Problem to solve:
Exactly as they appear, output all of the records. Skip any images.
-- START Working data --
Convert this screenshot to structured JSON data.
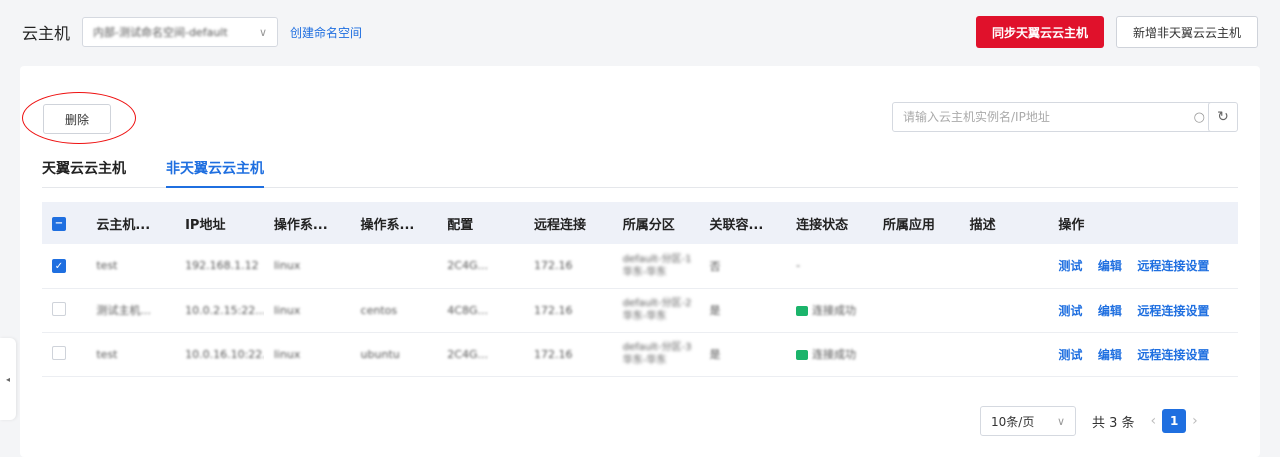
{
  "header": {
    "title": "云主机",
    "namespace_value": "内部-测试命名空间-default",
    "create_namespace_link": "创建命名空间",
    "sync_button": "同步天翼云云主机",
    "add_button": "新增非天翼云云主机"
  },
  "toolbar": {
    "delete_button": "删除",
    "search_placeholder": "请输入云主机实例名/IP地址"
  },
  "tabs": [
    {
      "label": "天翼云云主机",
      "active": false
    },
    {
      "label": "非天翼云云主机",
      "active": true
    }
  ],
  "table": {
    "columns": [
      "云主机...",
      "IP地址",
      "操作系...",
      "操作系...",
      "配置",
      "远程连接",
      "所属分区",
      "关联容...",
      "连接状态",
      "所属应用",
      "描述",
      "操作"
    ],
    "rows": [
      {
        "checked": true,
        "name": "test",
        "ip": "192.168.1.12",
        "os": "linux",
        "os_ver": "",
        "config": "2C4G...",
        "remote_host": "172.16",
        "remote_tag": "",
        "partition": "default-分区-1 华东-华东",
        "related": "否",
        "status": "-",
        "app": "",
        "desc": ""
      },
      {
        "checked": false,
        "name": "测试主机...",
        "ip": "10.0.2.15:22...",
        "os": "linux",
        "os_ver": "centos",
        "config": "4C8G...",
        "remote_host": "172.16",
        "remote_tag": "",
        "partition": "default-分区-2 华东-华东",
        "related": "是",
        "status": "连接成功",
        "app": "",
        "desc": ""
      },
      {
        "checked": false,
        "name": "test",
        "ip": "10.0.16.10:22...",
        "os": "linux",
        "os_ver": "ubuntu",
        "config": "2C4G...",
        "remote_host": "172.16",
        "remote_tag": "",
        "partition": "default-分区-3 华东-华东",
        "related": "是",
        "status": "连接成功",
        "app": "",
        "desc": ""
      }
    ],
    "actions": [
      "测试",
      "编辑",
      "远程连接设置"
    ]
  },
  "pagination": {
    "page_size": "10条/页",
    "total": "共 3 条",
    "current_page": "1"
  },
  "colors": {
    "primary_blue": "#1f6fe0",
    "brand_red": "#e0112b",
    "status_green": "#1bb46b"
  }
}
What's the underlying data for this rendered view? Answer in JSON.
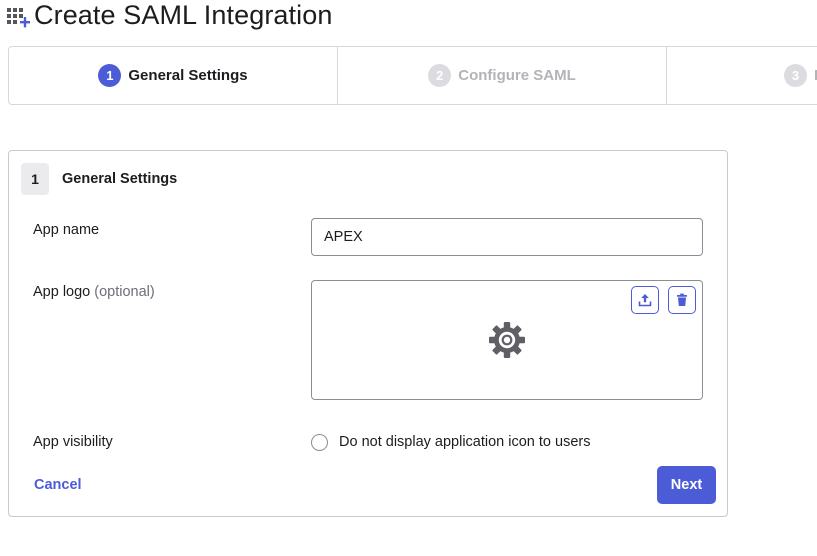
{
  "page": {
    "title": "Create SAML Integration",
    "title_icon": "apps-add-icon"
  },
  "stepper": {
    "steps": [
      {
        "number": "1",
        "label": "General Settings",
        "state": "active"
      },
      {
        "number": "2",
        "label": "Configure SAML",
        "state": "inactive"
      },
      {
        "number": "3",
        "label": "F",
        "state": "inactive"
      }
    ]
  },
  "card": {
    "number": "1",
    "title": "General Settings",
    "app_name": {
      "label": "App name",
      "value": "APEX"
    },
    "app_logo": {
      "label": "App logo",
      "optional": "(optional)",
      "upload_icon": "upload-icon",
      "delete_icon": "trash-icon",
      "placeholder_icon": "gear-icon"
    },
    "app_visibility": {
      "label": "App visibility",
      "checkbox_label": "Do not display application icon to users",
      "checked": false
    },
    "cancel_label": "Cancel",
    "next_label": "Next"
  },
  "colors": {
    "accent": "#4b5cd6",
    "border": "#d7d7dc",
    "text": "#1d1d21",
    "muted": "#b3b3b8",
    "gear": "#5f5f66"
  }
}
-- END Working data --
Solution for this exercise:
Convert this screenshot to structured JSON data.
{
  "header": {
    "title": "云主机",
    "namespace_value": "内部-测试命名空间-default",
    "create_namespace_link": "创建命名空间",
    "sync_button": "同步天翼云云主机",
    "add_button": "新增非天翼云云主机"
  },
  "toolbar": {
    "delete_button": "删除",
    "search_placeholder": "请输入云主机实例名/IP地址"
  },
  "tabs": [
    {
      "label": "天翼云云主机",
      "active": false
    },
    {
      "label": "非天翼云云主机",
      "active": true
    }
  ],
  "table": {
    "columns": [
      "云主机...",
      "IP地址",
      "操作系...",
      "操作系...",
      "配置",
      "远程连接",
      "所属分区",
      "关联容...",
      "连接状态",
      "所属应用",
      "描述",
      "操作"
    ],
    "rows": [
      {
        "checked": true,
        "name": "test",
        "ip": "192.168.1.12",
        "os": "linux",
        "os_ver": "",
        "config": "2C4G...",
        "remote_host": "172.16",
        "remote_tag": "",
        "partition": "default-分区-1 华东-华东",
        "related": "否",
        "status": "-",
        "app": "",
        "desc": ""
      },
      {
        "checked": false,
        "name": "测试主机...",
        "ip": "10.0.2.15:22...",
        "os": "linux",
        "os_ver": "centos",
        "config": "4C8G...",
        "remote_host": "172.16",
        "remote_tag": "",
        "partition": "default-分区-2 华东-华东",
        "related": "是",
        "status": "连接成功",
        "app": "",
        "desc": ""
      },
      {
        "checked": false,
        "name": "test",
        "ip": "10.0.16.10:22...",
        "os": "linux",
        "os_ver": "ubuntu",
        "config": "2C4G...",
        "remote_host": "172.16",
        "remote_tag": "",
        "partition": "default-分区-3 华东-华东",
        "related": "是",
        "status": "连接成功",
        "app": "",
        "desc": ""
      }
    ],
    "actions": [
      "测试",
      "编辑",
      "远程连接设置"
    ]
  },
  "pagination": {
    "page_size": "10条/页",
    "total": "共 3 条",
    "current_page": "1"
  },
  "colors": {
    "primary_blue": "#1f6fe0",
    "brand_red": "#e0112b",
    "status_green": "#1bb46b"
  }
}
What's the underlying data for this rendered view? Answer in JSON.
{
  "page": {
    "title": "Create SAML Integration",
    "title_icon": "apps-add-icon"
  },
  "stepper": {
    "steps": [
      {
        "number": "1",
        "label": "General Settings",
        "state": "active"
      },
      {
        "number": "2",
        "label": "Configure SAML",
        "state": "inactive"
      },
      {
        "number": "3",
        "label": "F",
        "state": "inactive"
      }
    ]
  },
  "card": {
    "number": "1",
    "title": "General Settings",
    "app_name": {
      "label": "App name",
      "value": "APEX"
    },
    "app_logo": {
      "label": "App logo",
      "optional": "(optional)",
      "upload_icon": "upload-icon",
      "delete_icon": "trash-icon",
      "placeholder_icon": "gear-icon"
    },
    "app_visibility": {
      "label": "App visibility",
      "checkbox_label": "Do not display application icon to users",
      "checked": false
    },
    "cancel_label": "Cancel",
    "next_label": "Next"
  },
  "colors": {
    "accent": "#4b5cd6",
    "border": "#d7d7dc",
    "text": "#1d1d21",
    "muted": "#b3b3b8",
    "gear": "#5f5f66"
  }
}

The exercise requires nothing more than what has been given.